Which lines in the material below contain the word "Protocol"? Copy each of them.

Collected data entries
━━━━━━

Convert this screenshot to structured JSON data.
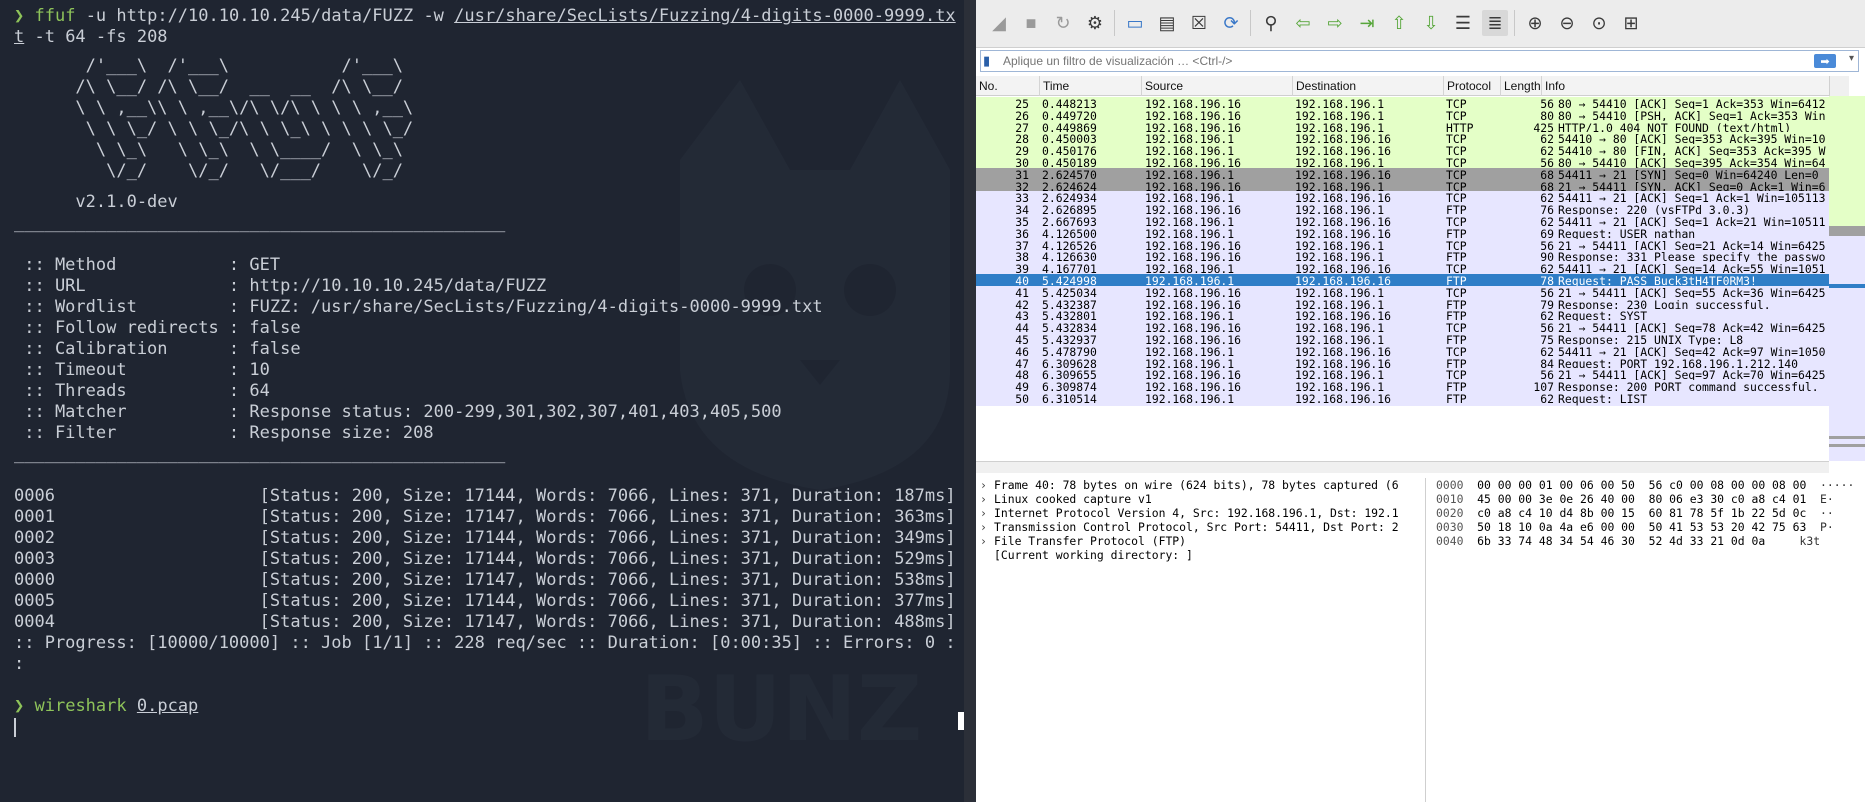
{
  "terminal": {
    "line1_prompt": "❯",
    "line1_cmd": "ffuf",
    "line1_args": " -u http://10.10.10.245/data/FUZZ -w ",
    "line1_wordlist_a": "/usr/share/SecLists/Fuzzing/4-digits-0000-9999.tx",
    "line2_wordlist_b": "t",
    "line2_rest": " -t 64 -fs 208",
    "banner": "       /'___\\  /'___\\           /'___\\       \n      /\\ \\__/ /\\ \\__/  __  __  /\\ \\__/       \n      \\ \\ ,__\\\\ \\ ,__\\/\\ \\/\\ \\ \\ \\ ,__\\      \n       \\ \\ \\_/ \\ \\ \\_/\\ \\ \\_\\ \\ \\ \\ \\_/      \n        \\ \\_\\   \\ \\_\\  \\ \\____/  \\ \\_\\       \n         \\/_/    \\/_/   \\/___/    \\/_/       ",
    "version": "      v2.1.0-dev",
    "separator": "________________________________________________",
    "config": [
      " :: Method           : GET",
      " :: URL              : http://10.10.10.245/data/FUZZ",
      " :: Wordlist         : FUZZ: /usr/share/SecLists/Fuzzing/4-digits-0000-9999.txt",
      " :: Follow redirects : false",
      " :: Calibration      : false",
      " :: Timeout          : 10",
      " :: Threads          : 64",
      " :: Matcher          : Response status: 200-299,301,302,307,401,403,405,500",
      " :: Filter           : Response size: 208"
    ],
    "results": [
      "0006                    [Status: 200, Size: 17144, Words: 7066, Lines: 371, Duration: 187ms]",
      "0001                    [Status: 200, Size: 17147, Words: 7066, Lines: 371, Duration: 363ms]",
      "0002                    [Status: 200, Size: 17144, Words: 7066, Lines: 371, Duration: 349ms]",
      "0003                    [Status: 200, Size: 17144, Words: 7066, Lines: 371, Duration: 529ms]",
      "0000                    [Status: 200, Size: 17147, Words: 7066, Lines: 371, Duration: 538ms]",
      "0005                    [Status: 200, Size: 17144, Words: 7066, Lines: 371, Duration: 377ms]",
      "0004                    [Status: 200, Size: 17147, Words: 7066, Lines: 371, Duration: 488ms]"
    ],
    "progress": ":: Progress: [10000/10000] :: Job [1/1] :: 228 req/sec :: Duration: [0:00:35] :: Errors: 0 :",
    "progress_tail": ":",
    "last_prompt": "❯",
    "last_cmd": "wireshark",
    "last_arg": "0.pcap",
    "watermark_text": "BUNZ"
  },
  "wireshark": {
    "filter_placeholder": "Aplique un filtro de visualización … <Ctrl-/>",
    "apply_icon": "arrow-right-icon",
    "columns": [
      "No.",
      "Time",
      "Source",
      "Destination",
      "Protocol",
      "Length",
      "Info"
    ],
    "colors": {
      "tcp": "#e7e6ff",
      "http": "#e4ffc7",
      "syn": "#a0a0a0",
      "ftp": "#e7e6ff",
      "selected": "#2f7ec7"
    },
    "packets": [
      {
        "no": "25",
        "time": "0.448213",
        "src": "192.168.196.16",
        "dst": "192.168.196.1",
        "proto": "TCP",
        "len": "56",
        "info": "80 → 54410 [ACK] Seq=1 Ack=353 Win=6412",
        "kind": "http"
      },
      {
        "no": "26",
        "time": "0.449720",
        "src": "192.168.196.16",
        "dst": "192.168.196.1",
        "proto": "TCP",
        "len": "80",
        "info": "80 → 54410 [PSH, ACK] Seq=1 Ack=353 Win",
        "kind": "http"
      },
      {
        "no": "27",
        "time": "0.449869",
        "src": "192.168.196.16",
        "dst": "192.168.196.1",
        "proto": "HTTP",
        "len": "425",
        "info": "HTTP/1.0 404 NOT FOUND  (text/html)",
        "kind": "http"
      },
      {
        "no": "28",
        "time": "0.450003",
        "src": "192.168.196.1",
        "dst": "192.168.196.16",
        "proto": "TCP",
        "len": "62",
        "info": "54410 → 80 [ACK] Seq=353 Ack=395 Win=10",
        "kind": "http"
      },
      {
        "no": "29",
        "time": "0.450176",
        "src": "192.168.196.1",
        "dst": "192.168.196.16",
        "proto": "TCP",
        "len": "62",
        "info": "54410 → 80 [FIN, ACK] Seq=353 Ack=395 W",
        "kind": "http"
      },
      {
        "no": "30",
        "time": "0.450189",
        "src": "192.168.196.16",
        "dst": "192.168.196.1",
        "proto": "TCP",
        "len": "56",
        "info": "80 → 54410 [ACK] Seq=395 Ack=354 Win=64",
        "kind": "http"
      },
      {
        "no": "31",
        "time": "2.624570",
        "src": "192.168.196.1",
        "dst": "192.168.196.16",
        "proto": "TCP",
        "len": "68",
        "info": "54411 → 21 [SYN] Seq=0 Win=64240 Len=0",
        "kind": "syn"
      },
      {
        "no": "32",
        "time": "2.624624",
        "src": "192.168.196.16",
        "dst": "192.168.196.1",
        "proto": "TCP",
        "len": "68",
        "info": "21 → 54411 [SYN, ACK] Seq=0 Ack=1 Win=6",
        "kind": "syn"
      },
      {
        "no": "33",
        "time": "2.624934",
        "src": "192.168.196.1",
        "dst": "192.168.196.16",
        "proto": "TCP",
        "len": "62",
        "info": "54411 → 21 [ACK] Seq=1 Ack=1 Win=105113",
        "kind": "tcp"
      },
      {
        "no": "34",
        "time": "2.626895",
        "src": "192.168.196.16",
        "dst": "192.168.196.1",
        "proto": "FTP",
        "len": "76",
        "info": "Response: 220 (vsFTPd 3.0.3)",
        "kind": "ftp"
      },
      {
        "no": "35",
        "time": "2.667693",
        "src": "192.168.196.1",
        "dst": "192.168.196.16",
        "proto": "TCP",
        "len": "62",
        "info": "54411 → 21 [ACK] Seq=1 Ack=21 Win=10511",
        "kind": "tcp"
      },
      {
        "no": "36",
        "time": "4.126500",
        "src": "192.168.196.1",
        "dst": "192.168.196.16",
        "proto": "FTP",
        "len": "69",
        "info": "Request: USER nathan",
        "kind": "ftp"
      },
      {
        "no": "37",
        "time": "4.126526",
        "src": "192.168.196.16",
        "dst": "192.168.196.1",
        "proto": "TCP",
        "len": "56",
        "info": "21 → 54411 [ACK] Seq=21 Ack=14 Win=6425",
        "kind": "tcp"
      },
      {
        "no": "38",
        "time": "4.126630",
        "src": "192.168.196.16",
        "dst": "192.168.196.1",
        "proto": "FTP",
        "len": "90",
        "info": "Response: 331 Please specify the passwo",
        "kind": "ftp"
      },
      {
        "no": "39",
        "time": "4.167701",
        "src": "192.168.196.1",
        "dst": "192.168.196.16",
        "proto": "TCP",
        "len": "62",
        "info": "54411 → 21 [ACK] Seq=14 Ack=55 Win=1051",
        "kind": "tcp"
      },
      {
        "no": "40",
        "time": "5.424998",
        "src": "192.168.196.1",
        "dst": "192.168.196.16",
        "proto": "FTP",
        "len": "78",
        "info": "Request: PASS Buck3tH4TF0RM3!",
        "kind": "selected"
      },
      {
        "no": "41",
        "time": "5.425034",
        "src": "192.168.196.16",
        "dst": "192.168.196.1",
        "proto": "TCP",
        "len": "56",
        "info": "21 → 54411 [ACK] Seq=55 Ack=36 Win=6425",
        "kind": "tcp"
      },
      {
        "no": "42",
        "time": "5.432387",
        "src": "192.168.196.16",
        "dst": "192.168.196.1",
        "proto": "FTP",
        "len": "79",
        "info": "Response: 230 Login successful.",
        "kind": "ftp"
      },
      {
        "no": "43",
        "time": "5.432801",
        "src": "192.168.196.1",
        "dst": "192.168.196.16",
        "proto": "FTP",
        "len": "62",
        "info": "Request: SYST",
        "kind": "ftp"
      },
      {
        "no": "44",
        "time": "5.432834",
        "src": "192.168.196.16",
        "dst": "192.168.196.1",
        "proto": "TCP",
        "len": "56",
        "info": "21 → 54411 [ACK] Seq=78 Ack=42 Win=6425",
        "kind": "tcp"
      },
      {
        "no": "45",
        "time": "5.432937",
        "src": "192.168.196.16",
        "dst": "192.168.196.1",
        "proto": "FTP",
        "len": "75",
        "info": "Response: 215 UNIX Type: L8",
        "kind": "ftp"
      },
      {
        "no": "46",
        "time": "5.478790",
        "src": "192.168.196.1",
        "dst": "192.168.196.16",
        "proto": "TCP",
        "len": "62",
        "info": "54411 → 21 [ACK] Seq=42 Ack=97 Win=1050",
        "kind": "tcp"
      },
      {
        "no": "47",
        "time": "6.309628",
        "src": "192.168.196.1",
        "dst": "192.168.196.16",
        "proto": "FTP",
        "len": "84",
        "info": "Request: PORT 192,168,196,1,212,140",
        "kind": "ftp"
      },
      {
        "no": "48",
        "time": "6.309655",
        "src": "192.168.196.16",
        "dst": "192.168.196.1",
        "proto": "TCP",
        "len": "56",
        "info": "21 → 54411 [ACK] Seq=97 Ack=70 Win=6425",
        "kind": "tcp"
      },
      {
        "no": "49",
        "time": "6.309874",
        "src": "192.168.196.16",
        "dst": "192.168.196.1",
        "proto": "FTP",
        "len": "107",
        "info": "Response: 200 PORT command successful.",
        "kind": "ftp"
      },
      {
        "no": "50",
        "time": "6.310514",
        "src": "192.168.196.1",
        "dst": "192.168.196.16",
        "proto": "FTP",
        "len": "62",
        "info": "Request: LIST",
        "kind": "ftp"
      }
    ],
    "details": [
      {
        "arrow": "›",
        "text": "Frame 40: 78 bytes on wire (624 bits), 78 bytes captured (6"
      },
      {
        "arrow": "›",
        "text": "Linux cooked capture v1"
      },
      {
        "arrow": "›",
        "text": "Internet Protocol Version 4, Src: 192.168.196.1, Dst: 192.1"
      },
      {
        "arrow": "›",
        "text": "Transmission Control Protocol, Src Port: 54411, Dst Port: 2"
      },
      {
        "arrow": "›",
        "text": "File Transfer Protocol (FTP)"
      },
      {
        "arrow": "",
        "text": "[Current working directory: ]"
      }
    ],
    "bytes": [
      {
        "off": "0000",
        "hex": "00 00 00 01 00 06 00 50  56 c0 00 08 00 00 08 00",
        "asc": "  ·····"
      },
      {
        "off": "0010",
        "hex": "45 00 00 3e 0e 26 40 00  80 06 e3 30 c0 a8 c4 01",
        "asc": "  E·"
      },
      {
        "off": "0020",
        "hex": "c0 a8 c4 10 d4 8b 00 15  60 81 78 5f 1b 22 5d 0c",
        "asc": "  ··"
      },
      {
        "off": "0030",
        "hex": "50 18 10 0a 4a e6 00 00  50 41 53 53 20 42 75 63",
        "asc": "  P·"
      },
      {
        "off": "0040",
        "hex": "6b 33 74 48 34 54 46 30  52 4d 33 21 0d 0a",
        "asc": "     k3t"
      }
    ]
  }
}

━━━━━━

Result of this task:
      "Protocol",
        "text": "Internet Protocol Version 4, Src: 192.168.196.1, Dst: 192.1"
        "text": "Transmission Control Protocol, Src Port: 54411, Dst Port: 2"
        "text": "File Transfer Protocol (FTP)"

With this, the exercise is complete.